**Given data:**
□ □ □

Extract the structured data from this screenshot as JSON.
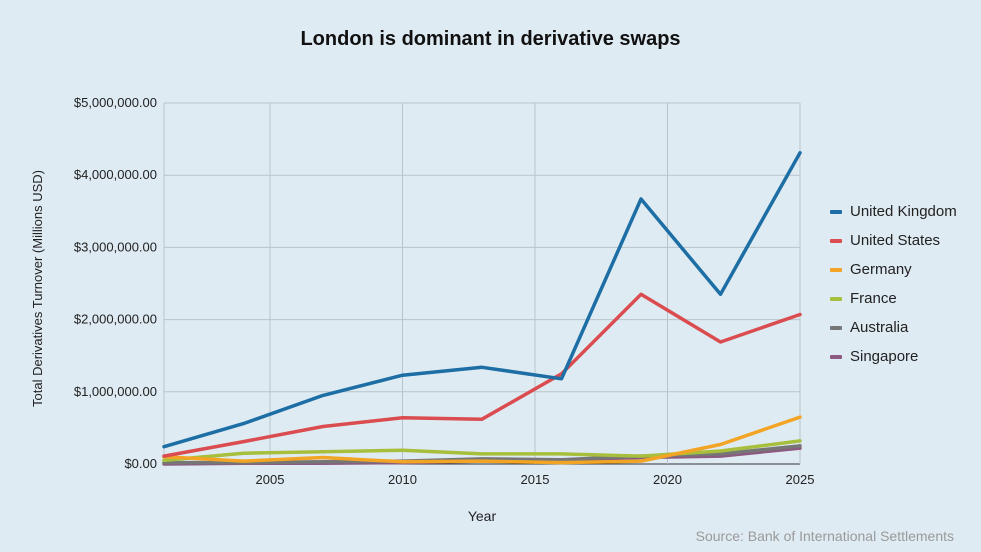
{
  "chart_data": {
    "type": "line",
    "title": "London is dominant in derivative swaps",
    "xlabel": "Year",
    "ylabel": "Total Derivatives Turnover (Millions USD)",
    "source": "Source: Bank of International Settlements",
    "xlim": [
      2001,
      2025
    ],
    "ylim": [
      0,
      5000000
    ],
    "x_ticks": [
      "2005",
      "2010",
      "2015",
      "2020",
      "2025"
    ],
    "x_tick_values": [
      2005,
      2010,
      2015,
      2020,
      2025
    ],
    "y_ticks": [
      "$0.00",
      "$1,000,000.00",
      "$2,000,000.00",
      "$3,000,000.00",
      "$4,000,000.00",
      "$5,000,000.00"
    ],
    "y_tick_values": [
      0,
      1000000,
      2000000,
      3000000,
      4000000,
      5000000
    ],
    "x": [
      2001,
      2004,
      2007,
      2010,
      2013,
      2016,
      2019,
      2022,
      2025
    ],
    "legend_position": "right",
    "series": [
      {
        "name": "United Kingdom",
        "color": "#1c6ea4",
        "values": [
          240000,
          560000,
          950000,
          1230000,
          1340000,
          1180000,
          3670000,
          2350000,
          4310000
        ]
      },
      {
        "name": "United States",
        "color": "#da4c50",
        "values": [
          110000,
          310000,
          520000,
          640000,
          620000,
          1250000,
          2350000,
          1690000,
          2070000
        ]
      },
      {
        "name": "Germany",
        "color": "#f2a524",
        "values": [
          100000,
          40000,
          90000,
          30000,
          40000,
          20000,
          40000,
          270000,
          650000
        ]
      },
      {
        "name": "France",
        "color": "#a8bf3d",
        "values": [
          50000,
          150000,
          170000,
          190000,
          140000,
          140000,
          110000,
          180000,
          320000
        ]
      },
      {
        "name": "Australia",
        "color": "#767676",
        "values": [
          20000,
          20000,
          30000,
          40000,
          70000,
          60000,
          110000,
          140000,
          250000
        ]
      },
      {
        "name": "Singapore",
        "color": "#8c5a80",
        "values": [
          0,
          10000,
          10000,
          20000,
          40000,
          50000,
          90000,
          110000,
          220000
        ]
      }
    ]
  }
}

□ □ □

**Exercise brief:** Reproduce each record above by retyping it exactly; omit all images.

**Answer to the exercise:**
Extract the structured data from this screenshot as JSON.
{
  "chart_data": {
    "type": "line",
    "title": "London is dominant in derivative swaps",
    "xlabel": "Year",
    "ylabel": "Total Derivatives Turnover (Millions USD)",
    "source": "Source: Bank of International Settlements",
    "xlim": [
      2001,
      2025
    ],
    "ylim": [
      0,
      5000000
    ],
    "x_ticks": [
      "2005",
      "2010",
      "2015",
      "2020",
      "2025"
    ],
    "x_tick_values": [
      2005,
      2010,
      2015,
      2020,
      2025
    ],
    "y_ticks": [
      "$0.00",
      "$1,000,000.00",
      "$2,000,000.00",
      "$3,000,000.00",
      "$4,000,000.00",
      "$5,000,000.00"
    ],
    "y_tick_values": [
      0,
      1000000,
      2000000,
      3000000,
      4000000,
      5000000
    ],
    "x": [
      2001,
      2004,
      2007,
      2010,
      2013,
      2016,
      2019,
      2022,
      2025
    ],
    "legend_position": "right",
    "series": [
      {
        "name": "United Kingdom",
        "color": "#1c6ea4",
        "values": [
          240000,
          560000,
          950000,
          1230000,
          1340000,
          1180000,
          3670000,
          2350000,
          4310000
        ]
      },
      {
        "name": "United States",
        "color": "#da4c50",
        "values": [
          110000,
          310000,
          520000,
          640000,
          620000,
          1250000,
          2350000,
          1690000,
          2070000
        ]
      },
      {
        "name": "Germany",
        "color": "#f2a524",
        "values": [
          100000,
          40000,
          90000,
          30000,
          40000,
          20000,
          40000,
          270000,
          650000
        ]
      },
      {
        "name": "France",
        "color": "#a8bf3d",
        "values": [
          50000,
          150000,
          170000,
          190000,
          140000,
          140000,
          110000,
          180000,
          320000
        ]
      },
      {
        "name": "Australia",
        "color": "#767676",
        "values": [
          20000,
          20000,
          30000,
          40000,
          70000,
          60000,
          110000,
          140000,
          250000
        ]
      },
      {
        "name": "Singapore",
        "color": "#8c5a80",
        "values": [
          0,
          10000,
          10000,
          20000,
          40000,
          50000,
          90000,
          110000,
          220000
        ]
      }
    ]
  }
}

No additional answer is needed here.